Dataset records on visual material
--------------------------------
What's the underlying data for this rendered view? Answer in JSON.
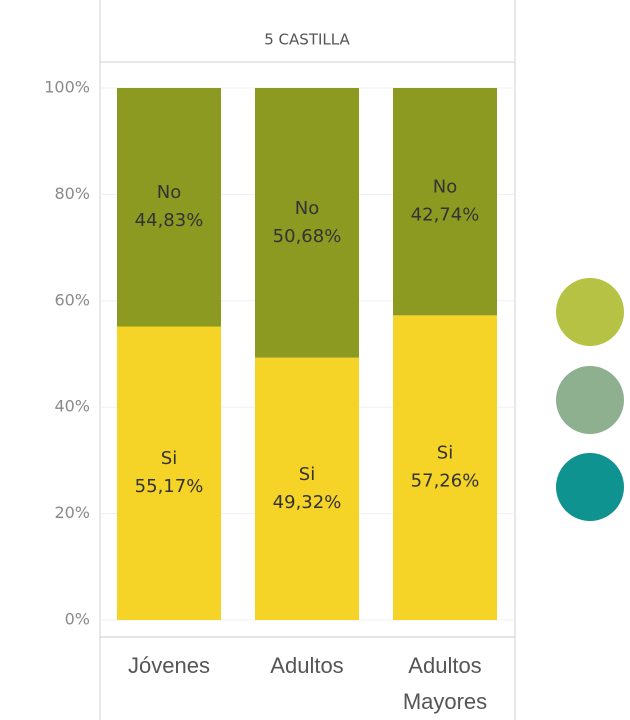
{
  "chart_data": {
    "type": "stacked_bar",
    "title": "5 CASTILLA",
    "categories": [
      "Jóvenes",
      "Adultos",
      "Adultos Mayores"
    ],
    "series": [
      {
        "name": "Si",
        "color": "#f5d327",
        "values": [
          55.17,
          49.32,
          57.26
        ],
        "value_labels": [
          "55,17%",
          "49,32%",
          "57,26%"
        ]
      },
      {
        "name": "No",
        "color": "#8c9a22",
        "values": [
          44.83,
          50.68,
          42.74
        ],
        "value_labels": [
          "44,83%",
          "50,68%",
          "42,74%"
        ]
      }
    ],
    "ylim": [
      0,
      100
    ],
    "yticks": [
      {
        "value": 0,
        "label": "0%"
      },
      {
        "value": 20,
        "label": "20%"
      },
      {
        "value": 40,
        "label": "40%"
      },
      {
        "value": 60,
        "label": "60%"
      },
      {
        "value": 80,
        "label": "80%"
      },
      {
        "value": 100,
        "label": "100%"
      }
    ],
    "grid": true
  }
}
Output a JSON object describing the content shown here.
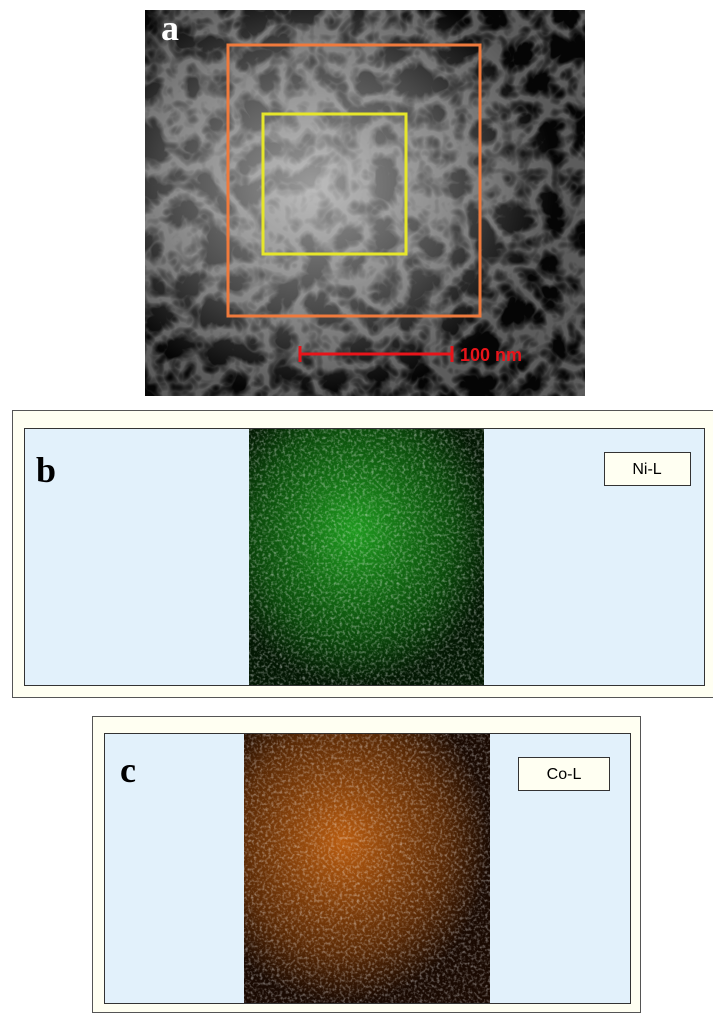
{
  "panels": [
    {
      "label": "a",
      "scale_bar": "100 nm"
    },
    {
      "label": "b",
      "element": "Ni-L"
    },
    {
      "label": "c",
      "element": "Co-L"
    }
  ]
}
--------------------------------
Set problem |
Copy all the lines of data exactly as they appear, dropping any images.

Solution to the problem |
What's the underlying data for this rendered view? Answer in JSON.
{
  "chart_data": {
    "type": "stacked_bar",
    "title": "5 CASTILLA",
    "categories": [
      "Jóvenes",
      "Adultos",
      "Adultos Mayores"
    ],
    "series": [
      {
        "name": "Si",
        "color": "#f5d327",
        "values": [
          55.17,
          49.32,
          57.26
        ],
        "value_labels": [
          "55,17%",
          "49,32%",
          "57,26%"
        ]
      },
      {
        "name": "No",
        "color": "#8c9a22",
        "values": [
          44.83,
          50.68,
          42.74
        ],
        "value_labels": [
          "44,83%",
          "50,68%",
          "42,74%"
        ]
      }
    ],
    "ylim": [
      0,
      100
    ],
    "yticks": [
      {
        "value": 0,
        "label": "0%"
      },
      {
        "value": 20,
        "label": "20%"
      },
      {
        "value": 40,
        "label": "40%"
      },
      {
        "value": 60,
        "label": "60%"
      },
      {
        "value": 80,
        "label": "80%"
      },
      {
        "value": 100,
        "label": "100%"
      }
    ],
    "grid": true
  }
}
Output a JSON object describing the content shown here.
{
  "panels": [
    {
      "label": "a",
      "scale_bar": "100 nm"
    },
    {
      "label": "b",
      "element": "Ni-L"
    },
    {
      "label": "c",
      "element": "Co-L"
    }
  ]
}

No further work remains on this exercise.